__DATA ENTRIES__
##############################

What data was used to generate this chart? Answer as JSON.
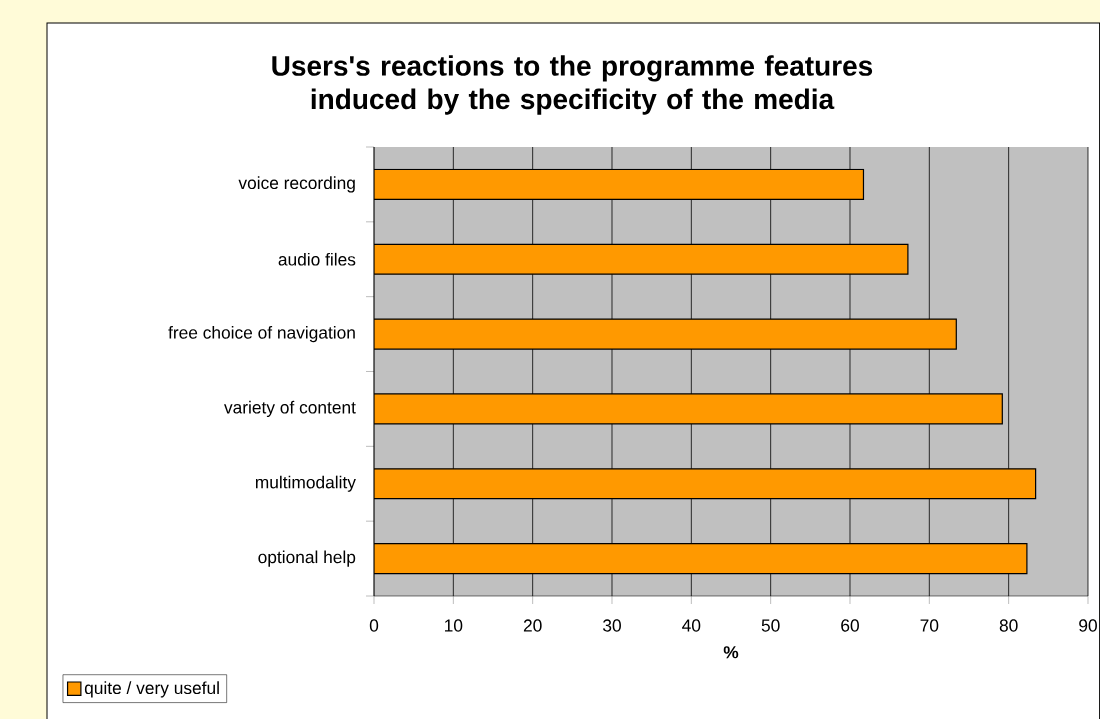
{
  "chart_data": {
    "type": "bar",
    "orientation": "horizontal",
    "title": "Users's reactions to the programme features\ninduced by the specificity of the media",
    "xlabel": "%",
    "categories": [
      "voice recording",
      "audio files",
      "free choice of navigation",
      "variety of content",
      "multimodality",
      "optional help"
    ],
    "series": [
      {
        "name": "quite / very useful",
        "color": "#ff9900",
        "values": [
          61.7,
          67.3,
          73.4,
          79.2,
          83.4,
          82.3
        ]
      }
    ],
    "xlim": [
      0,
      90
    ],
    "xticks": [
      0,
      10,
      20,
      30,
      40,
      50,
      60,
      70,
      80,
      90
    ],
    "grid": "x",
    "legend": "bottom left"
  }
}
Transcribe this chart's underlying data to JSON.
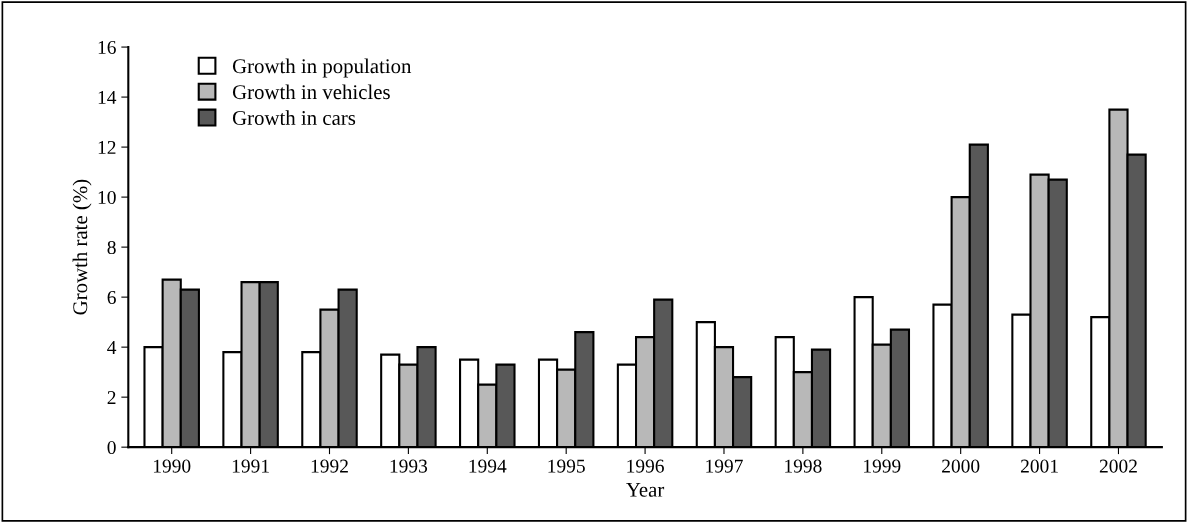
{
  "chart_data": {
    "type": "bar",
    "xlabel": "Year",
    "ylabel": "Growth rate (%)",
    "categories": [
      "1990",
      "1991",
      "1992",
      "1993",
      "1994",
      "1995",
      "1996",
      "1997",
      "1998",
      "1999",
      "2000",
      "2001",
      "2002"
    ],
    "series": [
      {
        "name": "Growth in population",
        "color": "#ffffff",
        "values": [
          4.0,
          3.8,
          3.8,
          3.7,
          3.5,
          3.5,
          3.3,
          5.0,
          4.4,
          6.0,
          5.7,
          5.3,
          5.2
        ]
      },
      {
        "name": "Growth in vehicles",
        "color": "#b8b8b8",
        "values": [
          6.7,
          6.6,
          5.5,
          3.3,
          2.5,
          3.1,
          4.4,
          4.0,
          3.0,
          4.1,
          10.0,
          10.9,
          13.5
        ]
      },
      {
        "name": "Growth in cars",
        "color": "#585858",
        "values": [
          6.3,
          6.6,
          6.3,
          4.0,
          3.3,
          4.6,
          5.9,
          2.8,
          3.9,
          4.7,
          12.1,
          10.7,
          11.7
        ]
      }
    ],
    "ylim": [
      0,
      16
    ],
    "yticks": [
      0,
      2,
      4,
      6,
      8,
      10,
      12,
      14,
      16
    ],
    "grid": false,
    "legend": "top left"
  }
}
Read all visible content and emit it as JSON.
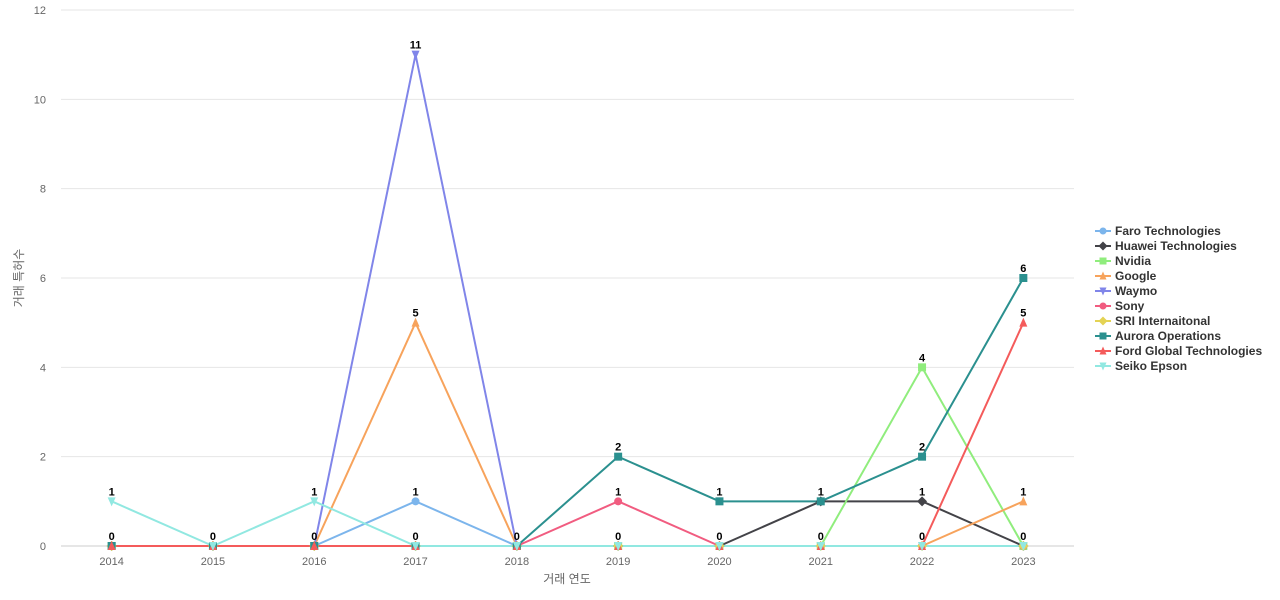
{
  "chart_data": {
    "type": "line",
    "title": "",
    "xlabel": "거래 연도",
    "ylabel": "거래 특허수",
    "x": [
      "2014",
      "2015",
      "2016",
      "2017",
      "2018",
      "2019",
      "2020",
      "2021",
      "2022",
      "2023"
    ],
    "ylim": [
      0,
      12
    ],
    "yticks": [
      0,
      2,
      4,
      6,
      8,
      10,
      12
    ],
    "grid": true,
    "legend_position": "right",
    "series": [
      {
        "name": "Faro Technologies",
        "color": "#7cb5ec",
        "marker": "circle",
        "values": [
          0,
          0,
          0,
          1,
          0,
          0,
          0,
          0,
          0,
          0
        ]
      },
      {
        "name": "Huawei Technologies",
        "color": "#434348",
        "marker": "diamond",
        "values": [
          0,
          0,
          0,
          0,
          0,
          0,
          0,
          1,
          1,
          0
        ]
      },
      {
        "name": "Nvidia",
        "color": "#90ed7d",
        "marker": "square",
        "values": [
          0,
          0,
          0,
          0,
          0,
          0,
          0,
          0,
          4,
          0
        ]
      },
      {
        "name": "Google",
        "color": "#f7a35c",
        "marker": "triangle",
        "values": [
          0,
          0,
          0,
          5,
          0,
          0,
          0,
          0,
          0,
          1
        ]
      },
      {
        "name": "Waymo",
        "color": "#8085e9",
        "marker": "triangle-down",
        "values": [
          0,
          0,
          0,
          11,
          0,
          0,
          0,
          0,
          0,
          0
        ]
      },
      {
        "name": "Sony",
        "color": "#f15c80",
        "marker": "circle",
        "values": [
          0,
          0,
          0,
          0,
          0,
          1,
          0,
          0,
          0,
          0
        ]
      },
      {
        "name": "SRI Internaitonal",
        "color": "#e4d354",
        "marker": "diamond",
        "values": [
          0,
          0,
          0,
          0,
          0,
          0,
          0,
          0,
          0,
          0
        ]
      },
      {
        "name": "Aurora Operations",
        "color": "#2b908f",
        "marker": "square",
        "values": [
          0,
          0,
          0,
          0,
          0,
          2,
          1,
          1,
          2,
          6
        ]
      },
      {
        "name": "Ford Global Technologies",
        "color": "#f45b5b",
        "marker": "triangle",
        "values": [
          0,
          0,
          0,
          0,
          0,
          0,
          0,
          0,
          0,
          5
        ]
      },
      {
        "name": "Seiko Epson",
        "color": "#91e8e1",
        "marker": "triangle-down",
        "values": [
          1,
          0,
          1,
          0,
          0,
          0,
          0,
          0,
          0,
          0
        ]
      }
    ],
    "data_labels": [
      {
        "x": "2014",
        "text": "1",
        "y": 1
      },
      {
        "x": "2014",
        "text": "0",
        "y": 0
      },
      {
        "x": "2015",
        "text": "0",
        "y": 0
      },
      {
        "x": "2016",
        "text": "1",
        "y": 1
      },
      {
        "x": "2016",
        "text": "0",
        "y": 0
      },
      {
        "x": "2017",
        "text": "11",
        "y": 11
      },
      {
        "x": "2017",
        "text": "5",
        "y": 5
      },
      {
        "x": "2017",
        "text": "1",
        "y": 1
      },
      {
        "x": "2017",
        "text": "0",
        "y": 0
      },
      {
        "x": "2018",
        "text": "0",
        "y": 0
      },
      {
        "x": "2019",
        "text": "2",
        "y": 2
      },
      {
        "x": "2019",
        "text": "1",
        "y": 1
      },
      {
        "x": "2019",
        "text": "0",
        "y": 0
      },
      {
        "x": "2020",
        "text": "1",
        "y": 1
      },
      {
        "x": "2020",
        "text": "0",
        "y": 0
      },
      {
        "x": "2021",
        "text": "1",
        "y": 1
      },
      {
        "x": "2021",
        "text": "0",
        "y": 0
      },
      {
        "x": "2022",
        "text": "4",
        "y": 4
      },
      {
        "x": "2022",
        "text": "2",
        "y": 2
      },
      {
        "x": "2022",
        "text": "1",
        "y": 1
      },
      {
        "x": "2022",
        "text": "0",
        "y": 0
      },
      {
        "x": "2023",
        "text": "6",
        "y": 6
      },
      {
        "x": "2023",
        "text": "5",
        "y": 5
      },
      {
        "x": "2023",
        "text": "1",
        "y": 1
      },
      {
        "x": "2023",
        "text": "0",
        "y": 0
      }
    ]
  }
}
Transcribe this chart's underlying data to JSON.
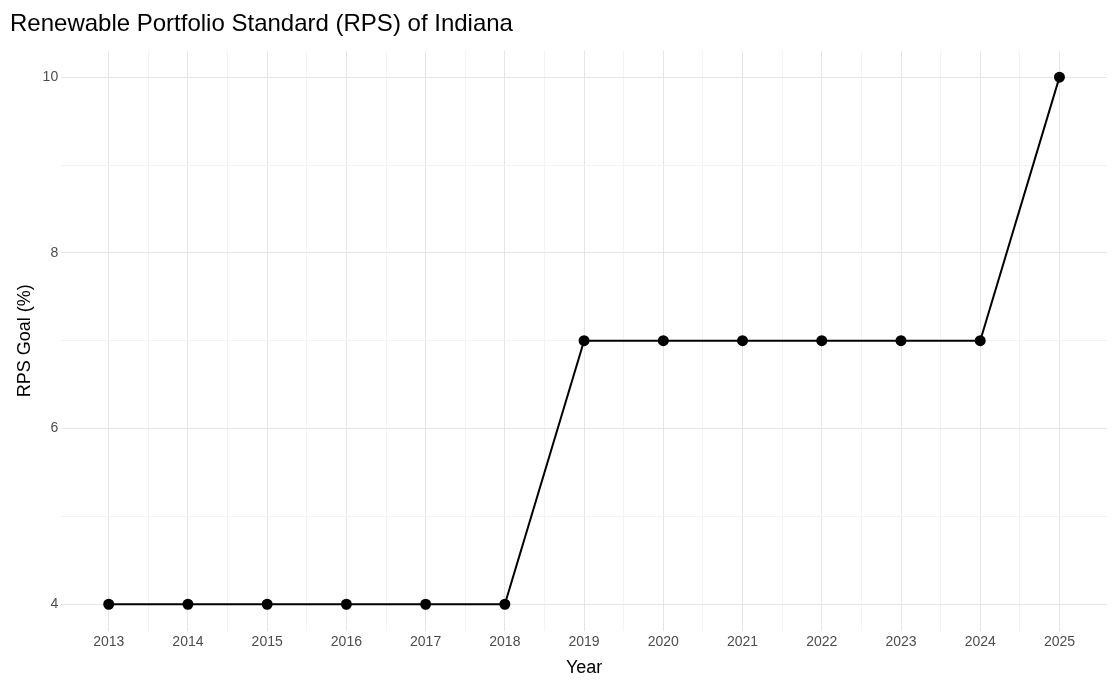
{
  "chart_data": {
    "type": "line",
    "title": "Renewable Portfolio Standard (RPS) of Indiana",
    "xlabel": "Year",
    "ylabel": "RPS Goal (%)",
    "x": [
      2013,
      2014,
      2015,
      2016,
      2017,
      2018,
      2019,
      2020,
      2021,
      2022,
      2023,
      2024,
      2025
    ],
    "series": [
      {
        "color": "#000000",
        "values": [
          4,
          4,
          4,
          4,
          4,
          4,
          7,
          7,
          7,
          7,
          7,
          7,
          10
        ]
      }
    ],
    "xlim": [
      2012.4,
      2025.6
    ],
    "xticks": [
      2013,
      {
        "value": 2013.5,
        "label": null
      },
      2014,
      {
        "value": 2014.5,
        "label": null
      },
      2015,
      {
        "value": 2015.5,
        "label": null
      },
      2016,
      {
        "value": 2016.5,
        "label": null
      },
      2017,
      {
        "value": 2017.5,
        "label": null
      },
      2018,
      {
        "value": 2018.5,
        "label": null
      },
      2019,
      {
        "value": 2019.5,
        "label": null
      },
      2020,
      {
        "value": 2020.5,
        "label": null
      },
      2021,
      {
        "value": 2021.5,
        "label": null
      },
      2022,
      {
        "value": 2022.5,
        "label": null
      },
      2023,
      {
        "value": 2023.5,
        "label": null
      },
      2024,
      {
        "value": 2024.5,
        "label": null
      },
      2025
    ],
    "ylim": [
      3.7,
      10.3
    ],
    "yticks": [
      4,
      {
        "value": 5,
        "label": null
      },
      6,
      {
        "value": 7,
        "label": null
      },
      8,
      {
        "value": 9,
        "label": null
      },
      10
    ],
    "grid": true,
    "legend": false,
    "marker": "circle",
    "line_style": "solid"
  }
}
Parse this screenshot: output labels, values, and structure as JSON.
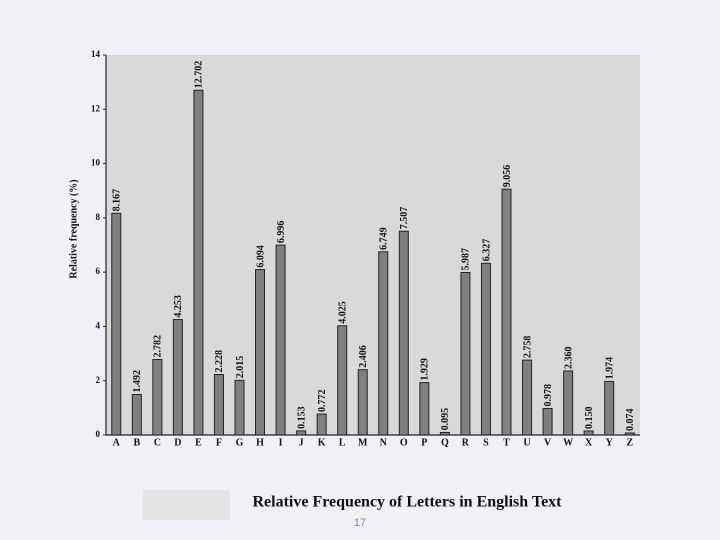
{
  "chart_data": {
    "type": "bar",
    "title": "Relative Frequency of Letters in English Text",
    "y_label": "Relative frequency (%)",
    "categories": [
      "A",
      "B",
      "C",
      "D",
      "E",
      "F",
      "G",
      "H",
      "I",
      "J",
      "K",
      "L",
      "M",
      "N",
      "O",
      "P",
      "Q",
      "R",
      "S",
      "T",
      "U",
      "V",
      "W",
      "X",
      "Y",
      "Z"
    ],
    "values": [
      8.167,
      1.492,
      2.782,
      4.253,
      12.702,
      2.228,
      2.015,
      6.094,
      6.996,
      0.153,
      0.772,
      4.025,
      2.406,
      6.749,
      7.507,
      1.929,
      0.095,
      5.987,
      6.327,
      9.056,
      2.758,
      0.978,
      2.36,
      0.15,
      1.974,
      0.074
    ],
    "value_labels": [
      "8.167",
      "1.492",
      "2.782",
      "4.253",
      "12.702",
      "2.228",
      "2.015",
      "6.094",
      "6.996",
      "0.153",
      "0.772",
      "4.025",
      "2.406",
      "6.749",
      "7.507",
      "1.929",
      "0.095",
      "5.987",
      "6.327",
      "9.056",
      "2.758",
      "0.978",
      "2.360",
      "0.150",
      "1.974",
      "0.074"
    ],
    "color": "#808080",
    "ylim": [
      0,
      14
    ],
    "yticks": [
      0,
      2,
      4,
      6,
      8,
      10,
      12,
      14
    ],
    "grid": false
  },
  "slide_number": "17"
}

##############################

__SHORT PROBLEM__
In the entries above, locate every line with the word "JSON" and copy it.

__RESPONSE BELOW__
What data was used to generate this chart? Answer as JSON.
Transcribe this chart's underlying data to JSON.
Read all visible content and emit it as JSON.
Transcribe this chart's underlying data to JSON.
Parse this screenshot: output labels, values, and structure as JSON.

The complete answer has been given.